----- GIVEN RECORDS
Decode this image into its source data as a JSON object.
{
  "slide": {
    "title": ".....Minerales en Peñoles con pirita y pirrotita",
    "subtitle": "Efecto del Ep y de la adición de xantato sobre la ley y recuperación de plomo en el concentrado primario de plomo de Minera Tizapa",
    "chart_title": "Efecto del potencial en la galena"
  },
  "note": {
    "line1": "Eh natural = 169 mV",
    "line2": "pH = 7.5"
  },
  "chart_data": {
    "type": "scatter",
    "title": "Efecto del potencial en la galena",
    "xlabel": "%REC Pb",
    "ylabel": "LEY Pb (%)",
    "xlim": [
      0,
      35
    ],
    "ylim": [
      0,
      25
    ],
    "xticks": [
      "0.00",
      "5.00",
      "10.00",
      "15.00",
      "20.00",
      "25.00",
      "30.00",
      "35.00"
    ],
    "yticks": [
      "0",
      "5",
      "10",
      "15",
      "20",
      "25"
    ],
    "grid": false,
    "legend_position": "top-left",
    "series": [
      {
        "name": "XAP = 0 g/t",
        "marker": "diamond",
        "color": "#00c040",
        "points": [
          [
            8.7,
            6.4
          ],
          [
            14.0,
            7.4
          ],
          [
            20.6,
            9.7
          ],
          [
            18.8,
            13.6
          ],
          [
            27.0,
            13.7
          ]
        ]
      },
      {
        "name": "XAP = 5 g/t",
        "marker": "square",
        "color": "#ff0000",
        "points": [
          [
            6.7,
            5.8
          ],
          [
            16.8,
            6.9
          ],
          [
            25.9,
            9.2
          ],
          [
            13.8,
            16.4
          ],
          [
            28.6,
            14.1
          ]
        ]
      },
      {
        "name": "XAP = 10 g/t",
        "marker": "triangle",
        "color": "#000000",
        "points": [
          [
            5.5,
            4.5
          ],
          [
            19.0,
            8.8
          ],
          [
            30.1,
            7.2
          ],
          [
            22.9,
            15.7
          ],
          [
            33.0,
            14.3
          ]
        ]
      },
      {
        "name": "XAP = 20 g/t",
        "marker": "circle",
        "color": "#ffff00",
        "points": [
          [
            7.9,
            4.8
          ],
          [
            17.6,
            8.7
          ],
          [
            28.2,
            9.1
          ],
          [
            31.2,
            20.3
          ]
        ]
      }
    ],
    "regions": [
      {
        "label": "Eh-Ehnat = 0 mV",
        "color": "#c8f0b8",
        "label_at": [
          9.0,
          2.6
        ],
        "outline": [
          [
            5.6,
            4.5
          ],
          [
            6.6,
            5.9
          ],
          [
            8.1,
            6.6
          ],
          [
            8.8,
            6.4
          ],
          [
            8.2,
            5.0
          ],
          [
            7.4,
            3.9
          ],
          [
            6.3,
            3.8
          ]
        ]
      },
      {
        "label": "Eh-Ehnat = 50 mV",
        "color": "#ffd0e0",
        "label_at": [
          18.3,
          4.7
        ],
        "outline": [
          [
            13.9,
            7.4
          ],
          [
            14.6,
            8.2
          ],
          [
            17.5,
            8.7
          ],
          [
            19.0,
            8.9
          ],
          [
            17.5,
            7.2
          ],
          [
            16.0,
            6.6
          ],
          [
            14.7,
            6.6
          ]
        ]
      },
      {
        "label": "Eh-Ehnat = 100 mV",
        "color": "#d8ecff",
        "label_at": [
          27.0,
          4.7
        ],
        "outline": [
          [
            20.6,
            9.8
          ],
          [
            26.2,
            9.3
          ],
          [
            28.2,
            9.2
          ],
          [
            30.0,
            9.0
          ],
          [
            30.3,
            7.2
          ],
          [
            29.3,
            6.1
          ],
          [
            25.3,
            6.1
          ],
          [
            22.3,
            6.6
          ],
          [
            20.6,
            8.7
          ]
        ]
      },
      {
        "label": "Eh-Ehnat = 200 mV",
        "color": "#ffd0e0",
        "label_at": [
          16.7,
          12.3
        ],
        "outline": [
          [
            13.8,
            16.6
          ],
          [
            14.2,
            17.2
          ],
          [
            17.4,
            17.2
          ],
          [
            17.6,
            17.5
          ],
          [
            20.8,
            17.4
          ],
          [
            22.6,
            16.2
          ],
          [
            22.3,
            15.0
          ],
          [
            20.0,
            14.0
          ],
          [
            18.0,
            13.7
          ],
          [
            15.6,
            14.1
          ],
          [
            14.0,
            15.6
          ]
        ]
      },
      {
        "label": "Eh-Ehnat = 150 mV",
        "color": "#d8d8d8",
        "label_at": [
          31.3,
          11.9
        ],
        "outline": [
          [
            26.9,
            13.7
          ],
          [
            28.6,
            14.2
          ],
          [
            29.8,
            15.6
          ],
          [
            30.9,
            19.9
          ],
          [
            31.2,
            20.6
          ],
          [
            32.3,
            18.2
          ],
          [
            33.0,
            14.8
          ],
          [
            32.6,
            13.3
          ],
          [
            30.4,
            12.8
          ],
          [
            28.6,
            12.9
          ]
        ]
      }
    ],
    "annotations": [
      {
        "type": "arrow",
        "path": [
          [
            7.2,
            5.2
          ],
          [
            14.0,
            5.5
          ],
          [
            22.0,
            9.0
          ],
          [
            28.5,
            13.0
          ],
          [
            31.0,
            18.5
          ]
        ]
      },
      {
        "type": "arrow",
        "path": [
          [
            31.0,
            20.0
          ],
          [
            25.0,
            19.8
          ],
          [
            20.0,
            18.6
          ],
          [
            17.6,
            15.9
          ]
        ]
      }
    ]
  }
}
----------
- WORK TO DO
Copy and report every line where the word "name" is present.

- RESULT
        "name": "XAP = 0 g/t",
        "name": "XAP = 5 g/t",
        "name": "XAP = 10 g/t",
        "name": "XAP = 20 g/t",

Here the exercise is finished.